(REQUIRED WORK):
Would you repeat the listing exactly but omit every picture?

---*---

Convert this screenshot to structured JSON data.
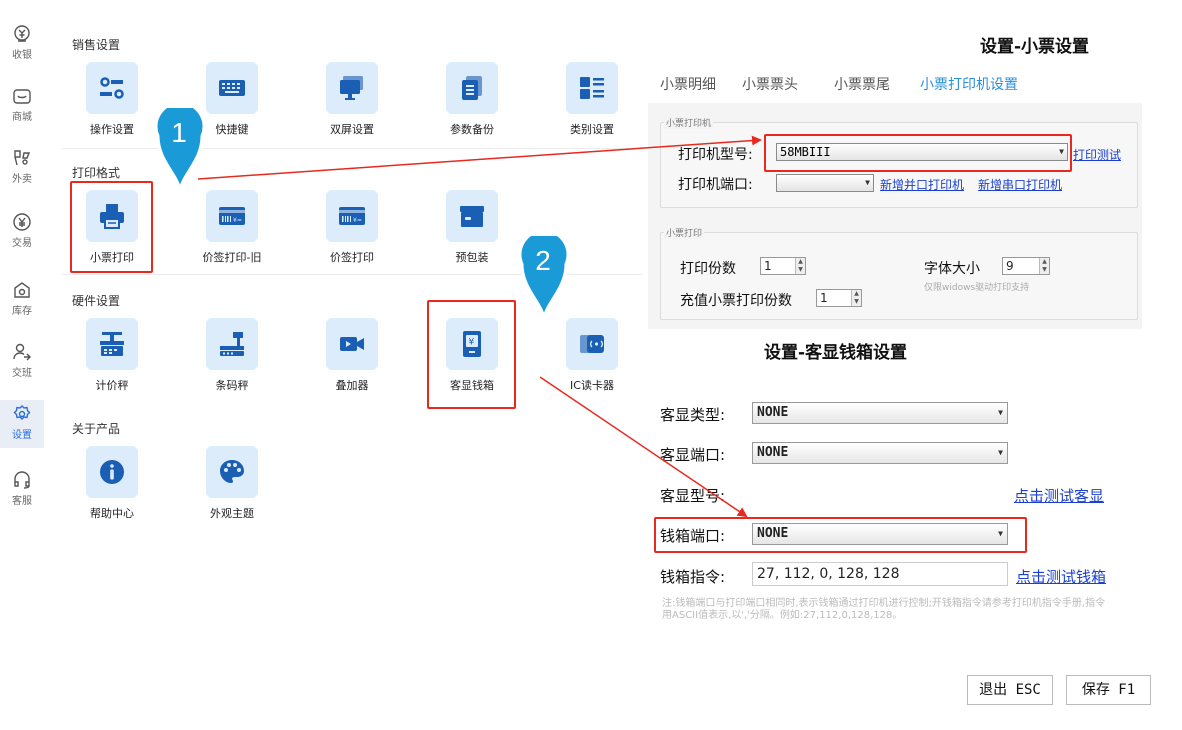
{
  "nav": [
    {
      "label": "收银",
      "icon": "cashier-icon"
    },
    {
      "label": "商城",
      "icon": "mall-icon"
    },
    {
      "label": "外卖",
      "icon": "takeout-icon"
    },
    {
      "label": "交易",
      "icon": "yuan-circle-icon"
    },
    {
      "label": "库存",
      "icon": "inventory-icon"
    },
    {
      "label": "交班",
      "icon": "handover-icon"
    },
    {
      "label": "设置",
      "icon": "gear-icon"
    },
    {
      "label": "客服",
      "icon": "headset-icon"
    }
  ],
  "sections": {
    "sales": "销售设置",
    "print": "打印格式",
    "hardware": "硬件设置",
    "about": "关于产品"
  },
  "tiles": {
    "sales": [
      "操作设置",
      "快捷键",
      "双屏设置",
      "参数备份",
      "类别设置"
    ],
    "print": [
      "小票打印",
      "价签打印-旧",
      "价签打印",
      "预包装"
    ],
    "hardware": [
      "计价秤",
      "条码秤",
      "叠加器",
      "客显钱箱",
      "IC读卡器"
    ],
    "about": [
      "帮助中心",
      "外观主题"
    ]
  },
  "markers": [
    "1",
    "2"
  ],
  "receipt": {
    "title": "设置-小票设置",
    "tabs": [
      "小票明细",
      "小票票头",
      "小票票尾",
      "小票打印机设置"
    ],
    "printer_group": "小票打印机",
    "printer_model_label": "打印机型号:",
    "printer_model_value": "58MBIII",
    "print_test": "打印测试",
    "printer_port_label": "打印机端口:",
    "printer_port_value": "",
    "add_parallel": "新增并口打印机",
    "add_serial": "新增串口打印机",
    "copies_group": "小票打印",
    "copies_label": "打印份数",
    "copies_value": "1",
    "font_label": "字体大小",
    "font_value": "9",
    "font_hint": "仅限widows驱动打印支持",
    "recharge_label": "充值小票打印份数",
    "recharge_value": "1"
  },
  "display": {
    "title": "设置-客显钱箱设置",
    "type_label": "客显类型:",
    "type_value": "NONE",
    "port_label": "客显端口:",
    "port_value": "NONE",
    "model_label": "客显型号:",
    "test_display": "点击测试客显",
    "drawer_port_label": "钱箱端口:",
    "drawer_port_value": "NONE",
    "drawer_cmd_label": "钱箱指令:",
    "drawer_cmd_value": "27, 112, 0, 128, 128",
    "test_drawer": "点击测试钱箱",
    "note": "注:钱箱端口与打印端口相同时,表示钱箱通过打印机进行控制;开钱箱指令请参考打印机指令手册,指令用ASCII值表示,以','分隔。例如:27,112,0,128,128。"
  },
  "buttons": {
    "exit": "退出 ESC",
    "save": "保存 F1"
  },
  "colors": {
    "accent": "#2a6fdb",
    "tile_bg": "#dcecfb",
    "tile_icon": "#1a5fb4",
    "marker": "#1a9ad6",
    "highlight": "#e8291f"
  }
}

---*---

(REPLY TO THE TASK):
Convert this screenshot to structured JSON data.
{
  "nav": [
    {
      "label": "收银",
      "icon": "cashier-icon"
    },
    {
      "label": "商城",
      "icon": "mall-icon"
    },
    {
      "label": "外卖",
      "icon": "takeout-icon"
    },
    {
      "label": "交易",
      "icon": "yuan-circle-icon"
    },
    {
      "label": "库存",
      "icon": "inventory-icon"
    },
    {
      "label": "交班",
      "icon": "handover-icon"
    },
    {
      "label": "设置",
      "icon": "gear-icon"
    },
    {
      "label": "客服",
      "icon": "headset-icon"
    }
  ],
  "sections": {
    "sales": "销售设置",
    "print": "打印格式",
    "hardware": "硬件设置",
    "about": "关于产品"
  },
  "tiles": {
    "sales": [
      "操作设置",
      "快捷键",
      "双屏设置",
      "参数备份",
      "类别设置"
    ],
    "print": [
      "小票打印",
      "价签打印-旧",
      "价签打印",
      "预包装"
    ],
    "hardware": [
      "计价秤",
      "条码秤",
      "叠加器",
      "客显钱箱",
      "IC读卡器"
    ],
    "about": [
      "帮助中心",
      "外观主题"
    ]
  },
  "markers": [
    "1",
    "2"
  ],
  "receipt": {
    "title": "设置-小票设置",
    "tabs": [
      "小票明细",
      "小票票头",
      "小票票尾",
      "小票打印机设置"
    ],
    "printer_group": "小票打印机",
    "printer_model_label": "打印机型号:",
    "printer_model_value": "58MBIII",
    "print_test": "打印测试",
    "printer_port_label": "打印机端口:",
    "printer_port_value": "",
    "add_parallel": "新增并口打印机",
    "add_serial": "新增串口打印机",
    "copies_group": "小票打印",
    "copies_label": "打印份数",
    "copies_value": "1",
    "font_label": "字体大小",
    "font_value": "9",
    "font_hint": "仅限widows驱动打印支持",
    "recharge_label": "充值小票打印份数",
    "recharge_value": "1"
  },
  "display": {
    "title": "设置-客显钱箱设置",
    "type_label": "客显类型:",
    "type_value": "NONE",
    "port_label": "客显端口:",
    "port_value": "NONE",
    "model_label": "客显型号:",
    "test_display": "点击测试客显",
    "drawer_port_label": "钱箱端口:",
    "drawer_port_value": "NONE",
    "drawer_cmd_label": "钱箱指令:",
    "drawer_cmd_value": "27, 112, 0, 128, 128",
    "test_drawer": "点击测试钱箱",
    "note": "注:钱箱端口与打印端口相同时,表示钱箱通过打印机进行控制;开钱箱指令请参考打印机指令手册,指令用ASCII值表示,以','分隔。例如:27,112,0,128,128。"
  },
  "buttons": {
    "exit": "退出 ESC",
    "save": "保存 F1"
  },
  "colors": {
    "accent": "#2a6fdb",
    "tile_bg": "#dcecfb",
    "tile_icon": "#1a5fb4",
    "marker": "#1a9ad6",
    "highlight": "#e8291f"
  }
}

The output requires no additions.